**Given problem:** Please copy every line of the records below that holds the word "steel".
####################
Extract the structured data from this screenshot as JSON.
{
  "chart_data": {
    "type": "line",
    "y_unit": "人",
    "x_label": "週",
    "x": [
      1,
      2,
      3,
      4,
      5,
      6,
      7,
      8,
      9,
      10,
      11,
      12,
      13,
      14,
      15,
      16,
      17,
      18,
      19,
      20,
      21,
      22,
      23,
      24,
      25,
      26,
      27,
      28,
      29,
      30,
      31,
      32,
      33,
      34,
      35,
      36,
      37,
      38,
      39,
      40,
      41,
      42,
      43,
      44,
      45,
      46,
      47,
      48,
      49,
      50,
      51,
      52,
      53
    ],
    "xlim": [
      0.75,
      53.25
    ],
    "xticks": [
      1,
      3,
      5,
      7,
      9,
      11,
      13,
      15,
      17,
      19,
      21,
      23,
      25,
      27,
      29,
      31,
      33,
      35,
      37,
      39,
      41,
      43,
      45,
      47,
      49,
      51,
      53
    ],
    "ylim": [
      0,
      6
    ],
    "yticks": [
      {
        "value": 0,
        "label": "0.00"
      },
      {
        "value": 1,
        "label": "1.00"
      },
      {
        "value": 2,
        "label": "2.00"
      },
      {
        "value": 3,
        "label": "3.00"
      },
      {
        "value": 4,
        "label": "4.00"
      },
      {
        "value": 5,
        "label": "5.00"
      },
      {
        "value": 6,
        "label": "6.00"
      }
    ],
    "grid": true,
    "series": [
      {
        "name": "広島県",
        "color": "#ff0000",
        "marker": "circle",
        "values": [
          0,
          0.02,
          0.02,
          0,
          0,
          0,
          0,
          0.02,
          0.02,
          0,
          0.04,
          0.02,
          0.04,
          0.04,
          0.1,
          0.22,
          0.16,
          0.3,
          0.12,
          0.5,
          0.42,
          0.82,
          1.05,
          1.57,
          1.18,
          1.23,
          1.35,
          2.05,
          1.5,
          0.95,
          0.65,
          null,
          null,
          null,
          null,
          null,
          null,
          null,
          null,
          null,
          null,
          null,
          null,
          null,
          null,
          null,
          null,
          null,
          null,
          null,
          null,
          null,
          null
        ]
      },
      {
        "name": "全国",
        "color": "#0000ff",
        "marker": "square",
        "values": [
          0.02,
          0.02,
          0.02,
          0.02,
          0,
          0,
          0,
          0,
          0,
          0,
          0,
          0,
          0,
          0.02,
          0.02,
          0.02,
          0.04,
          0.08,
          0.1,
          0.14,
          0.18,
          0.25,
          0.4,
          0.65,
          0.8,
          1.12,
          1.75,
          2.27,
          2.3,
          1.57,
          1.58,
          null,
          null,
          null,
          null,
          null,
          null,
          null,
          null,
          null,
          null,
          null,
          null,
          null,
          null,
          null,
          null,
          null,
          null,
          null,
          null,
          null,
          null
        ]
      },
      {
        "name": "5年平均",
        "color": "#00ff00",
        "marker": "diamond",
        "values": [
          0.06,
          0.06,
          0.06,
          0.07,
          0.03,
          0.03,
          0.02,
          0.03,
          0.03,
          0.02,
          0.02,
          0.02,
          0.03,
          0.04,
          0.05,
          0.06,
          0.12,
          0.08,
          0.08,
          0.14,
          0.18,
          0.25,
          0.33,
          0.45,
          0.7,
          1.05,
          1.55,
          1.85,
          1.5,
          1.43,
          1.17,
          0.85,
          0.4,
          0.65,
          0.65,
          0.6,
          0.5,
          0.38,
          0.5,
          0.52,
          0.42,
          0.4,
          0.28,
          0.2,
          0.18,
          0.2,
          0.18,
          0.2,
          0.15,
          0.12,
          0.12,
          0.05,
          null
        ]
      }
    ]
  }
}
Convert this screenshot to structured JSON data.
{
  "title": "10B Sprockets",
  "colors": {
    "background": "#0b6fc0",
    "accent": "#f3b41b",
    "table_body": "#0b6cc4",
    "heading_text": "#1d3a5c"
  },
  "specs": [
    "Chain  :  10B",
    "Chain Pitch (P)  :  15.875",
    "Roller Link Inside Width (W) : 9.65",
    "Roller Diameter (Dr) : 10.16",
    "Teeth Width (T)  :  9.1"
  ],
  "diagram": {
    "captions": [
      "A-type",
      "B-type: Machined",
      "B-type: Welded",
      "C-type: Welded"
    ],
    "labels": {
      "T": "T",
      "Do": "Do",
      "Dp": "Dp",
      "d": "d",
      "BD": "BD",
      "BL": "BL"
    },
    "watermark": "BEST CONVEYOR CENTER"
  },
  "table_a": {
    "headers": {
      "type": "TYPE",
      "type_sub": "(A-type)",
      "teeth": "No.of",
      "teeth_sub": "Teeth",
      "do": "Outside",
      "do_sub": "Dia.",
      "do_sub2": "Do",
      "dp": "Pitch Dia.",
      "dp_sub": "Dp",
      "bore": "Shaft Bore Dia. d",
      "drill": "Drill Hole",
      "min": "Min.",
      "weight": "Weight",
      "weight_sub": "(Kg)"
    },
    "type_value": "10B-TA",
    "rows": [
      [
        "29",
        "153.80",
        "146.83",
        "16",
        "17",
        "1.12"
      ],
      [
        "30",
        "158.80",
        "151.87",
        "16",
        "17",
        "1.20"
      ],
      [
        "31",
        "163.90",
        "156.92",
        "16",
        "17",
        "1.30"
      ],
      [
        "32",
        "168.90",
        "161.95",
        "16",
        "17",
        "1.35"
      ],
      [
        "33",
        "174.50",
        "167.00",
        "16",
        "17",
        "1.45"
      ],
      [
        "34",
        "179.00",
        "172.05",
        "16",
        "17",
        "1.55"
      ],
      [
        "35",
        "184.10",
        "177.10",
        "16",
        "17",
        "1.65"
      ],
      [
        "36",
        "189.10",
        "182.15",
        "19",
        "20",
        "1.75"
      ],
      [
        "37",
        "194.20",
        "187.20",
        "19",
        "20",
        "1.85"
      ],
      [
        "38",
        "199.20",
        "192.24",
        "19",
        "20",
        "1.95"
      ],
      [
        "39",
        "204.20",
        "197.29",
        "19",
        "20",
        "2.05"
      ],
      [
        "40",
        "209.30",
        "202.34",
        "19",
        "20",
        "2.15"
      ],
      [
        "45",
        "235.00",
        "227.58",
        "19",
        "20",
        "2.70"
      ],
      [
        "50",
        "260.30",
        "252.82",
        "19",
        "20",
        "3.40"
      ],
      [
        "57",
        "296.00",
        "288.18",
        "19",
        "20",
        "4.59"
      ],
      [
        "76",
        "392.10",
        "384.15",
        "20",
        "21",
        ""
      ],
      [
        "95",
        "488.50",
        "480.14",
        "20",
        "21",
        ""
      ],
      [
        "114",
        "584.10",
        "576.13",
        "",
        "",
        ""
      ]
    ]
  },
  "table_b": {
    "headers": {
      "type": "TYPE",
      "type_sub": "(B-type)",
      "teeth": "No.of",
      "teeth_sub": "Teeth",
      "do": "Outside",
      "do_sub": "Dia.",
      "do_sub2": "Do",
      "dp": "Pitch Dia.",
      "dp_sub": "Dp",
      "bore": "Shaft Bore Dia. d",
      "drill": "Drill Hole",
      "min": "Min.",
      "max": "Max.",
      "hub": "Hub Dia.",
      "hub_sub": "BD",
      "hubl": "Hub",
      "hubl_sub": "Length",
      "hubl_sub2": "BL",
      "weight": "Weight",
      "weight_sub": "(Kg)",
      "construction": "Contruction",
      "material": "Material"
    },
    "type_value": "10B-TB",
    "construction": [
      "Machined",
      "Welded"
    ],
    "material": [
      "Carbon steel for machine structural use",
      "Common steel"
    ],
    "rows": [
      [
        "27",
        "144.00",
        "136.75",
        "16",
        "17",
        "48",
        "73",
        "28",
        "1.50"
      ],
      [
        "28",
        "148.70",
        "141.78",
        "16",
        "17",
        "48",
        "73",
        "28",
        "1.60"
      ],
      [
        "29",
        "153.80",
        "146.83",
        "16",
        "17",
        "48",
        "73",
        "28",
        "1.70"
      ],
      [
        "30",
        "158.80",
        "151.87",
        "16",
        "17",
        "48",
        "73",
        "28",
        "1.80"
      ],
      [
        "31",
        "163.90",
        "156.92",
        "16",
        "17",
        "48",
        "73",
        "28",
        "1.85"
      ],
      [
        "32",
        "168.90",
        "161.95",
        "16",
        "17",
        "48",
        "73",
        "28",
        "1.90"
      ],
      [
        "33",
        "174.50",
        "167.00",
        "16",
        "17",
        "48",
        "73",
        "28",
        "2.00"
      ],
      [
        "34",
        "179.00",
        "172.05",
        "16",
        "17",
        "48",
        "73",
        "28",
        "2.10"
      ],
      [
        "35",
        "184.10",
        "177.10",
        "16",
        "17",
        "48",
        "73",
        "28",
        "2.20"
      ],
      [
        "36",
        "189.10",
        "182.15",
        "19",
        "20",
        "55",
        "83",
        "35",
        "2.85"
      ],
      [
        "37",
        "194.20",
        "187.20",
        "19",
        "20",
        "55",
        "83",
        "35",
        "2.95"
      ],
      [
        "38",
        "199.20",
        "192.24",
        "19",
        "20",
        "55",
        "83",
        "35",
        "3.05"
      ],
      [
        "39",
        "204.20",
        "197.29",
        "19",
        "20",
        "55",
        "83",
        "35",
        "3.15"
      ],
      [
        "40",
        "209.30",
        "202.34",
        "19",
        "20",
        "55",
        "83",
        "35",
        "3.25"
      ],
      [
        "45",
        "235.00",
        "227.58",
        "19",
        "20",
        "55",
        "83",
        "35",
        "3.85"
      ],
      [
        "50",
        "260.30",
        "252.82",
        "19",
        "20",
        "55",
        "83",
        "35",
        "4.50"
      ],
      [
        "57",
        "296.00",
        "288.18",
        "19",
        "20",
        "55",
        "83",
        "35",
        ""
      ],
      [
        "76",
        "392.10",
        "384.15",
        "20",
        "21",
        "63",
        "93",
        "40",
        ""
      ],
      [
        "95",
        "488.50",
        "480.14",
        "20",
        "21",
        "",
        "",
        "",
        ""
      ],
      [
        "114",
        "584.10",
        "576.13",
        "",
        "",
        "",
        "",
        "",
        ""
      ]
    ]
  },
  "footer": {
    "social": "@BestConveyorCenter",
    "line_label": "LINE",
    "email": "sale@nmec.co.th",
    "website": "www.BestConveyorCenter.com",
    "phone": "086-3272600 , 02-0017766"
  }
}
####################
**Response for this exercise:**
      "Carbon steel for machine structural use",
      "Common steel"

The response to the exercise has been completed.